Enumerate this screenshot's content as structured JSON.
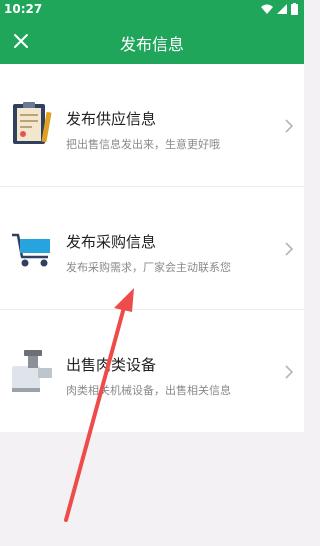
{
  "status_bar": {
    "time": "10:27"
  },
  "app_bar": {
    "title": "发布信息"
  },
  "items": [
    {
      "title": "发布供应信息",
      "subtitle": "把出售信息发出来，生意更好哦"
    },
    {
      "title": "发布采购信息",
      "subtitle": "发布采购需求，厂家会主动联系您"
    },
    {
      "title": "出售肉类设备",
      "subtitle": "肉类相关机械设备，出售相关信息"
    }
  ],
  "colors": {
    "brand": "#1fa65a",
    "annotation_arrow": "#ee4b4b"
  }
}
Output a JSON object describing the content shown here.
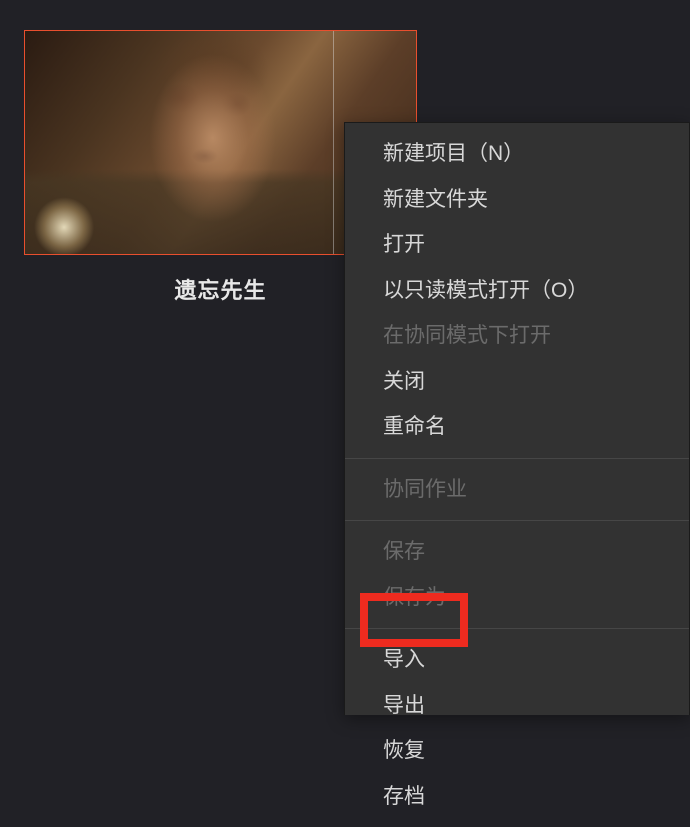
{
  "thumbnail": {
    "title": "遗忘先生"
  },
  "menu": {
    "sections": [
      [
        {
          "label": "新建项目（N）",
          "enabled": true,
          "name": "menu-new-project"
        },
        {
          "label": "新建文件夹",
          "enabled": true,
          "name": "menu-new-folder"
        },
        {
          "label": "打开",
          "enabled": true,
          "name": "menu-open"
        },
        {
          "label": "以只读模式打开（O）",
          "enabled": true,
          "name": "menu-open-readonly"
        },
        {
          "label": "在协同模式下打开",
          "enabled": false,
          "name": "menu-open-collab"
        },
        {
          "label": "关闭",
          "enabled": true,
          "name": "menu-close"
        },
        {
          "label": "重命名",
          "enabled": true,
          "name": "menu-rename"
        }
      ],
      [
        {
          "label": "协同作业",
          "enabled": false,
          "name": "menu-collab-work"
        }
      ],
      [
        {
          "label": "保存",
          "enabled": false,
          "name": "menu-save"
        },
        {
          "label": "保存为",
          "enabled": false,
          "name": "menu-save-as"
        }
      ],
      [
        {
          "label": "导入",
          "enabled": true,
          "name": "menu-import"
        },
        {
          "label": "导出",
          "enabled": true,
          "name": "menu-export"
        },
        {
          "label": "恢复",
          "enabled": true,
          "name": "menu-restore"
        },
        {
          "label": "存档",
          "enabled": true,
          "name": "menu-archive"
        }
      ]
    ]
  },
  "highlighted_item": "menu-export",
  "colors": {
    "background": "#212126",
    "menu_bg": "#323232",
    "selection_border": "#e94f2e",
    "highlight_box": "#ee2b1f",
    "text_enabled": "#d8d8d8",
    "text_disabled": "#6b6b6b"
  }
}
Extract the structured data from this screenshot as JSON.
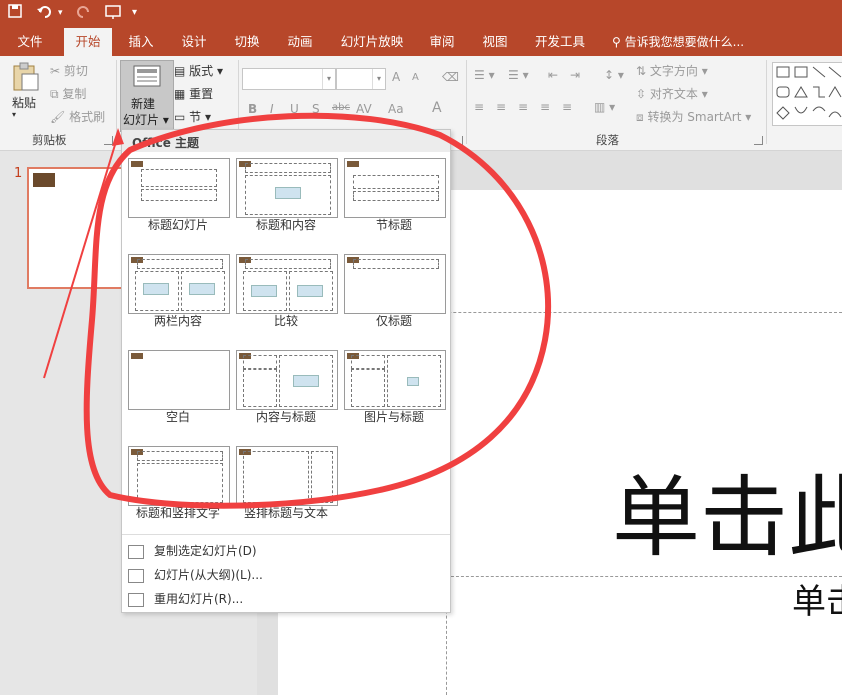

:: What you should do ::
Restate the records above in full, word for word. Keep pictures out.

:: Task response ::
Enumerate this screenshot's content as structured JSON.
{
  "status_bar": {
    "time": "10:27"
  },
  "app_bar": {
    "title": "发布信息"
  },
  "items": [
    {
      "title": "发布供应信息",
      "subtitle": "把出售信息发出来，生意更好哦"
    },
    {
      "title": "发布采购信息",
      "subtitle": "发布采购需求，厂家会主动联系您"
    },
    {
      "title": "出售肉类设备",
      "subtitle": "肉类相关机械设备，出售相关信息"
    }
  ],
  "colors": {
    "brand": "#1fa65a",
    "annotation_arrow": "#ee4b4b"
  }
}
Output a JSON object describing the content shown here.
{
  "thumbnail": {
    "title": "遗忘先生"
  },
  "menu": {
    "sections": [
      [
        {
          "label": "新建项目（N）",
          "enabled": true,
          "name": "menu-new-project"
        },
        {
          "label": "新建文件夹",
          "enabled": true,
          "name": "menu-new-folder"
        },
        {
          "label": "打开",
          "enabled": true,
          "name": "menu-open"
        },
        {
          "label": "以只读模式打开（O）",
          "enabled": true,
          "name": "menu-open-readonly"
        },
        {
          "label": "在协同模式下打开",
          "enabled": false,
          "name": "menu-open-collab"
        },
        {
          "label": "关闭",
          "enabled": true,
          "name": "menu-close"
        },
        {
          "label": "重命名",
          "enabled": true,
          "name": "menu-rename"
        }
      ],
      [
        {
          "label": "协同作业",
          "enabled": false,
          "name": "menu-collab-work"
        }
      ],
      [
        {
          "label": "保存",
          "enabled": false,
          "name": "menu-save"
        },
        {
          "label": "保存为",
          "enabled": false,
          "name": "menu-save-as"
        }
      ],
      [
        {
          "label": "导入",
          "enabled": true,
          "name": "menu-import"
        },
        {
          "label": "导出",
          "enabled": true,
          "name": "menu-export"
        },
        {
          "label": "恢复",
          "enabled": true,
          "name": "menu-restore"
        },
        {
          "label": "存档",
          "enabled": true,
          "name": "menu-archive"
        }
      ]
    ]
  },
  "highlighted_item": "menu-export",
  "colors": {
    "background": "#212126",
    "menu_bg": "#323232",
    "selection_border": "#e94f2e",
    "highlight_box": "#ee2b1f",
    "text_enabled": "#d8d8d8",
    "text_disabled": "#6b6b6b"
  }
}
Extract the structured data from this screenshot as JSON.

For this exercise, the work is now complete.